## Short problem A
Name each person the article about Mississippi's state flag quotes directly.
## Short problem B
Extend the article about Mississippi's state flag, starting after its final sentence.

## Document passage
────────
By Paul LeBlanc, CNN
Mon June 29, 2020


article video



(CNN)The Mississippi state legislature on Sunday passed a bill to remove the Confederate emblem from their flag in a historic referendum on the only remaining state flag to feature the Confederate insignia.

The bill will now go to Mississippi Gov. Tate Reeves, a Republican, who has said he would sign it into law.

The legislation -- which cleared the state House in a 91-23 vote and the state Senate with a 37-14 vote -- comes as Mississippi lawmakers have been weighing a change to their flag for weeks amid ongoing racial justice protests across the country. The flag, first adopted in 1894, has red, white and blue stripes with the Confederate battle emblem in the corner.


The bill establishes a commission to develop a new flag design without the Confederate emblem that includes the phrase "In God, We Trust." Mississippi state voters would then vote on the new design this November.

State Rep. Jeramey Anderson, a Democrat from Moss Point, applauded its passage Sunday as a "historic moment."

"I thank those who came before us, who with courage and resolve nurtured the Civil Rights Movement that helped bring us to this day," he tweeted. "What a beautiful moment of unity."

That message was echoed by Democratic state Rep. Zakiya Summers, who tweeted, "I just through the deuces to the state flag that's at the entrance of the house chamber!"

And NAACP president Derrick Johnson told CNN's Wolf Blitzer Sunday evening, "This is a long time coming."
────────
## Information supplied

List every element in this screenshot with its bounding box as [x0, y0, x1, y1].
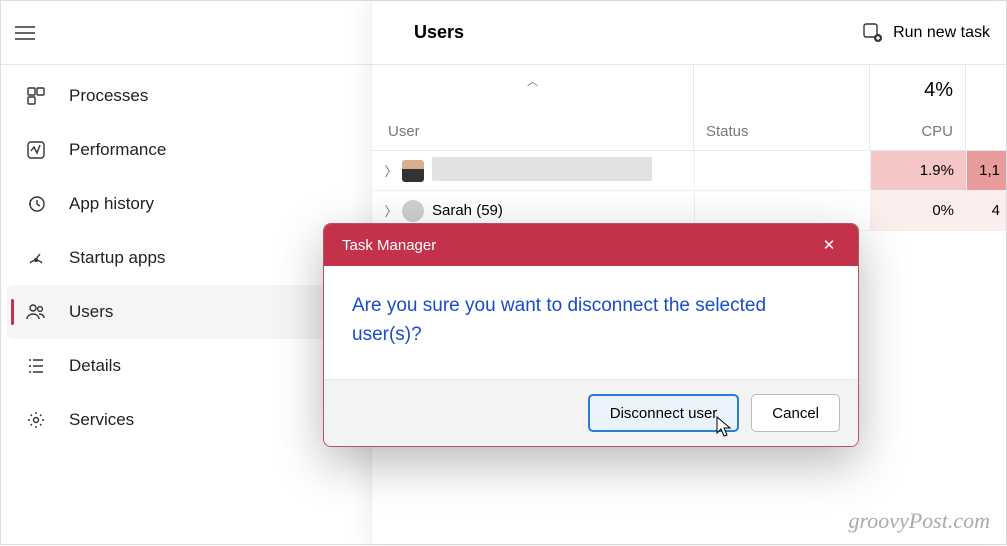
────────
## Expected output A
Jeramey Anderson, Zakiya Summers, Derrick Johnson

## Expected output B
"Finally, Mississippi decided to be one of the 50 states, and not the one state standing alone still bearing the emblem of a segregated society," he said.

Sunday's vote came after the Mississippi House and Senate passed a resolution on Saturday to begin the process of changing the flag.

Following those votes, Jefferson Davis' great-great-grandson, Bertram Hayes-Davis, agreed with the potential change of the Mississippi flag, saying that the "battle flag has been hijacked" and "does not represent the entire population of Mississippi."

"It is historic and heritage-related, there are a lot of people who look at it that way, and God bless them for that heritage. So put it in a museum and honor it there or put it in your house, but the flag of Mississippi should represent the entire population, and I am thrilled that we're finally going to make that change," Hayes-Davis told CNN's Ana Cabrera on "Newsroom" Saturday.

The flag of the Confederacy, its symbols and the statues commemorating Confederate leaders have long divided the country. Critics call the flag a symbol that represents the war to uphold slavery, while supporters call it a sign of Southern pride and heritage.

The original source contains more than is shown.